→ **Input for this task**:
* Start *

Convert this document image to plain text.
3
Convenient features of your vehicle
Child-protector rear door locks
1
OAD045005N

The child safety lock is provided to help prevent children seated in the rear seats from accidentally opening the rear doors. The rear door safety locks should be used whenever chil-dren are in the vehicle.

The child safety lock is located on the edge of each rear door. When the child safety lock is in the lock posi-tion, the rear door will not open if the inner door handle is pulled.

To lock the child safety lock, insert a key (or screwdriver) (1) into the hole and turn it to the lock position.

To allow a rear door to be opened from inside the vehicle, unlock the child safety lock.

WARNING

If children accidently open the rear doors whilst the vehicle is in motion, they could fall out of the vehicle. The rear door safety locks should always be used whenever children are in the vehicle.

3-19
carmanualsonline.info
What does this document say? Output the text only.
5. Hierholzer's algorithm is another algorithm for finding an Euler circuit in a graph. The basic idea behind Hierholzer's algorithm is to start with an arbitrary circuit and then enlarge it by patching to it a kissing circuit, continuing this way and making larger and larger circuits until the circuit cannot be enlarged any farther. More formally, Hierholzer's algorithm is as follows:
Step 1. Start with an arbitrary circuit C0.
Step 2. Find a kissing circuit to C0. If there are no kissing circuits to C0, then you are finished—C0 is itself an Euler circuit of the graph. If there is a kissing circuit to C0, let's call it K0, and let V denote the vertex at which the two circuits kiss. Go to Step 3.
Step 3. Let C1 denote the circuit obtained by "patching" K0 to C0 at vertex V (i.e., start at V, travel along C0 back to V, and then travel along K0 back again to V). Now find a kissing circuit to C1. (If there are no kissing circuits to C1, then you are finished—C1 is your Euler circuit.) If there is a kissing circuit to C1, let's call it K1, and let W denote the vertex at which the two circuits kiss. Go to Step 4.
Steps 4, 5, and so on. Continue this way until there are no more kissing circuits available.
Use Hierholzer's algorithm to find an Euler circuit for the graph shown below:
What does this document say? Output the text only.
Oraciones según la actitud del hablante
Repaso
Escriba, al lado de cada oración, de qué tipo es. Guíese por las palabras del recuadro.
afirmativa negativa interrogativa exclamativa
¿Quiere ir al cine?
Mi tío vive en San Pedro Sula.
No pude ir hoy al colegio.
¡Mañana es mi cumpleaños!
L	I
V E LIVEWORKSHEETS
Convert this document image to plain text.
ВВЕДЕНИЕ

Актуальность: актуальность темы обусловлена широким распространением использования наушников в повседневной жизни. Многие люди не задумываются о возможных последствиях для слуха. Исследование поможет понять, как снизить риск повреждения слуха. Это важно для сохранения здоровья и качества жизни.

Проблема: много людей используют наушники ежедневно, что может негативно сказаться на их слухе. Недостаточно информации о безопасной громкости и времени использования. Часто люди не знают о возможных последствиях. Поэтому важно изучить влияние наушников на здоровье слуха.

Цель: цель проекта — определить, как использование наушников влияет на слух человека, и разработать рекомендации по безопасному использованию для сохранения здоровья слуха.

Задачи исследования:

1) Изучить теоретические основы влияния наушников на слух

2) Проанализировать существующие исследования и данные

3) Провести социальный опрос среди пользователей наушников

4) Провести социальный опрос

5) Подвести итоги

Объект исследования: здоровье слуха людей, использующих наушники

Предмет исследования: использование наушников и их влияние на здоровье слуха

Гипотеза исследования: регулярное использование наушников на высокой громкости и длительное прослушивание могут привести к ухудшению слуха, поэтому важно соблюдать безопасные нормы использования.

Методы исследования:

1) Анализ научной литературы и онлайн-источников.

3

* End *

→ **Aim**:
Please set down all the data word for word.

→ **Answer to the exercise**:
Convert this document image to plain text.
3
Convenient features of your vehicle
Child-protector rear door locks
1
OAD045005N

The child safety lock is provided to help prevent children seated in the rear seats from accidentally opening the rear doors. The rear door safety locks should be used whenever chil-dren are in the vehicle.

The child safety lock is located on the edge of each rear door. When the child safety lock is in the lock posi-tion, the rear door will not open if the inner door handle is pulled.

To lock the child safety lock, insert a key (or screwdriver) (1) into the hole and turn it to the lock position.

To allow a rear door to be opened from inside the vehicle, unlock the child safety lock.

WARNING

If children accidently open the rear doors whilst the vehicle is in motion, they could fall out of the vehicle. The rear door safety locks should always be used whenever children are in the vehicle.

3-19
carmanualsonline.info
What does this document say? Output the text only.
5. Hierholzer's algorithm is another algorithm for finding an Euler circuit in a graph. The basic idea behind Hierholzer's algorithm is to start with an arbitrary circuit and then enlarge it by patching to it a kissing circuit, continuing this way and making larger and larger circuits until the circuit cannot be enlarged any farther. More formally, Hierholzer's algorithm is as follows:
Step 1. Start with an arbitrary circuit C0.
Step 2. Find a kissing circuit to C0. If there are no kissing circuits to C0, then you are finished—C0 is itself an Euler circuit of the graph. If there is a kissing circuit to C0, let's call it K0, and let V denote the vertex at which the two circuits kiss. Go to Step 3.
Step 3. Let C1 denote the circuit obtained by "patching" K0 to C0 at vertex V (i.e., start at V, travel along C0 back to V, and then travel along K0 back again to V). Now find a kissing circuit to C1. (If there are no kissing circuits to C1, then you are finished—C1 is your Euler circuit.) If there is a kissing circuit to C1, let's call it K1, and let W denote the vertex at which the two circuits kiss. Go to Step 4.
Steps 4, 5, and so on. Continue this way until there are no more kissing circuits available.
Use Hierholzer's algorithm to find an Euler circuit for the graph shown below:
What does this document say? Output the text only.
Oraciones según la actitud del hablante
Repaso
Escriba, al lado de cada oración, de qué tipo es. Guíese por las palabras del recuadro.
afirmativa negativa interrogativa exclamativa
¿Quiere ir al cine?
Mi tío vive en San Pedro Sula.
No pude ir hoy al colegio.
¡Mañana es mi cumpleaños!
L	I
V E LIVEWORKSHEETS
Convert this document image to plain text.
ВВЕДЕНИЕ

Актуальность: актуальность темы обусловлена широким распространением использования наушников в повседневной жизни. Многие люди не задумываются о возможных последствиях для слуха. Исследование поможет понять, как снизить риск повреждения слуха. Это важно для сохранения здоровья и качества жизни.

Проблема: много людей используют наушники ежедневно, что может негативно сказаться на их слухе. Недостаточно информации о безопасной громкости и времени использования. Часто люди не знают о возможных последствиях. Поэтому важно изучить влияние наушников на здоровье слуха.

Цель: цель проекта — определить, как использование наушников влияет на слух человека, и разработать рекомендации по безопасному использованию для сохранения здоровья слуха.

Задачи исследования:

1) Изучить теоретические основы влияния наушников на слух

2) Проанализировать существующие исследования и данные

3) Провести социальный опрос среди пользователей наушников

4) Провести социальный опрос

5) Подвести итоги

Объект исследования: здоровье слуха людей, использующих наушники

Предмет исследования: использование наушников и их влияние на здоровье слуха

Гипотеза исследования: регулярное использование наушников на высокой громкости и длительное прослушивание могут привести к ухудшению слуха, поэтому важно соблюдать безопасные нормы использования.

Методы исследования:

1) Анализ научной литературы и онлайн-источников.

3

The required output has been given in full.